▶ **EXERCISE PROMPT**
Filter the rows below and keep each line that contains the string "down", treating case as significant.

▶ **DATA ROWS**
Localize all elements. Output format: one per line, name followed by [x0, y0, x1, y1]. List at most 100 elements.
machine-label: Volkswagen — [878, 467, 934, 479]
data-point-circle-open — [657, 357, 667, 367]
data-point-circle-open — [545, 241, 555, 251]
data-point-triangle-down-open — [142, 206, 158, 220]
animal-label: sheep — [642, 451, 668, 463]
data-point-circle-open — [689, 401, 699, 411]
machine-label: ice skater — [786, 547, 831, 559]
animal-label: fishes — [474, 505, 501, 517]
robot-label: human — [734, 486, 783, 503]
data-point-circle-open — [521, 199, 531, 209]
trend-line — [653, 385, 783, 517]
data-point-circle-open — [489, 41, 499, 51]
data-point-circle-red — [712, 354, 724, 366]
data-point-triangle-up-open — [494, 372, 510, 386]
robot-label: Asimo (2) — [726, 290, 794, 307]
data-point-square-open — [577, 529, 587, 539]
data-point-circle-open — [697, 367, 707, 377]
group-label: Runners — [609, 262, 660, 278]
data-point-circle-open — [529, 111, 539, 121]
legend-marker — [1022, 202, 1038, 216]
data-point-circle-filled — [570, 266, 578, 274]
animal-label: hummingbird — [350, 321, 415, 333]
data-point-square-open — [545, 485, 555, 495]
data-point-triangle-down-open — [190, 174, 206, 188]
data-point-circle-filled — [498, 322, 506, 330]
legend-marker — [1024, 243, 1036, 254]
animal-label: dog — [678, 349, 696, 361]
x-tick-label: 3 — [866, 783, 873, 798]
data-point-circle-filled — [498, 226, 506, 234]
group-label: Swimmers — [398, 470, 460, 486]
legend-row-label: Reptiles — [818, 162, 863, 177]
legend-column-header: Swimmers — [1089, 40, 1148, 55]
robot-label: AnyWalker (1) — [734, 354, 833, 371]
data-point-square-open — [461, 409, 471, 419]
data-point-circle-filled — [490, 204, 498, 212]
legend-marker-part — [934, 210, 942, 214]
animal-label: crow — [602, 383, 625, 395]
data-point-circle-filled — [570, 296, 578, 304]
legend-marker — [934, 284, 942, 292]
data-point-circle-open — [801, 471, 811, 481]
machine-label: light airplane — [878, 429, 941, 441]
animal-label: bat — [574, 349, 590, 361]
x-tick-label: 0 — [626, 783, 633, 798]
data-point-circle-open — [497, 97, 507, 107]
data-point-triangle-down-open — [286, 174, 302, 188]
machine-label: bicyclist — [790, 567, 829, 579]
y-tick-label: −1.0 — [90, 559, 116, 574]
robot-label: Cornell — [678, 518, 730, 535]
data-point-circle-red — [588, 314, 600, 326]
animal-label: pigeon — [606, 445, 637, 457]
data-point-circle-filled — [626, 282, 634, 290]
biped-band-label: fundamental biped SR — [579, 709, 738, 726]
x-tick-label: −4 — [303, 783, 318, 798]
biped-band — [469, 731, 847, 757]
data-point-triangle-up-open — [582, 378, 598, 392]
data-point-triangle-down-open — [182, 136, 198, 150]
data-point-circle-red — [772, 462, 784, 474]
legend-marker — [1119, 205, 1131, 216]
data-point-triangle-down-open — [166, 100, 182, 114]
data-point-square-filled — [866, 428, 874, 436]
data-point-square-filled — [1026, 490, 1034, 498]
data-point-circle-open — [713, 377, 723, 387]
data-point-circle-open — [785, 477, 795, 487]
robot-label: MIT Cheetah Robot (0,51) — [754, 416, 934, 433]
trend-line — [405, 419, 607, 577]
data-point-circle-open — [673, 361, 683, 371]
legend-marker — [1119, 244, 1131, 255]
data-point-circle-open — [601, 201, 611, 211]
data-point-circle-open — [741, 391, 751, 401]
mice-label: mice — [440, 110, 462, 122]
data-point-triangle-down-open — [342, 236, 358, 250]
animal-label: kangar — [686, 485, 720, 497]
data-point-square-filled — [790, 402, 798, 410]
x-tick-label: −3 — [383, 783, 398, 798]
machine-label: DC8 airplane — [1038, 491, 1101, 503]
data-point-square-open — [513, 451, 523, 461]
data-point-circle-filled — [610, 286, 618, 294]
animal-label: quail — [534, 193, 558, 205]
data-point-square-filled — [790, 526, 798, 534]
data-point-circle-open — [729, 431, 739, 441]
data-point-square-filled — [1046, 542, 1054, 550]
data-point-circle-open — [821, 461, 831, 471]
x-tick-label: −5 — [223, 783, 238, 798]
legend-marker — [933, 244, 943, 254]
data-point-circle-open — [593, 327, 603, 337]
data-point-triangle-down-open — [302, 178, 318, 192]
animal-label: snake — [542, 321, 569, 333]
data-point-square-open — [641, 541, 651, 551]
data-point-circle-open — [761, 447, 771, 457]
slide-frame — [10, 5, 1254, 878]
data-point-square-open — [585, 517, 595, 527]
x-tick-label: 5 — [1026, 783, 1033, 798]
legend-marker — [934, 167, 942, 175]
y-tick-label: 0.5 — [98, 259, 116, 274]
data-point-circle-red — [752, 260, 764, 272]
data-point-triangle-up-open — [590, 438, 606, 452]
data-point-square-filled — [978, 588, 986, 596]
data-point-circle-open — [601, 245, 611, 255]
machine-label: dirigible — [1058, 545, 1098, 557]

▶ **RESULT**
data-point-triangle-down-open — [142, 206, 158, 220]
data-point-triangle-down-open — [190, 174, 206, 188]
data-point-triangle-down-open — [286, 174, 302, 188]
data-point-triangle-down-open — [182, 136, 198, 150]
data-point-triangle-down-open — [166, 100, 182, 114]
data-point-triangle-down-open — [342, 236, 358, 250]
data-point-triangle-down-open — [302, 178, 318, 192]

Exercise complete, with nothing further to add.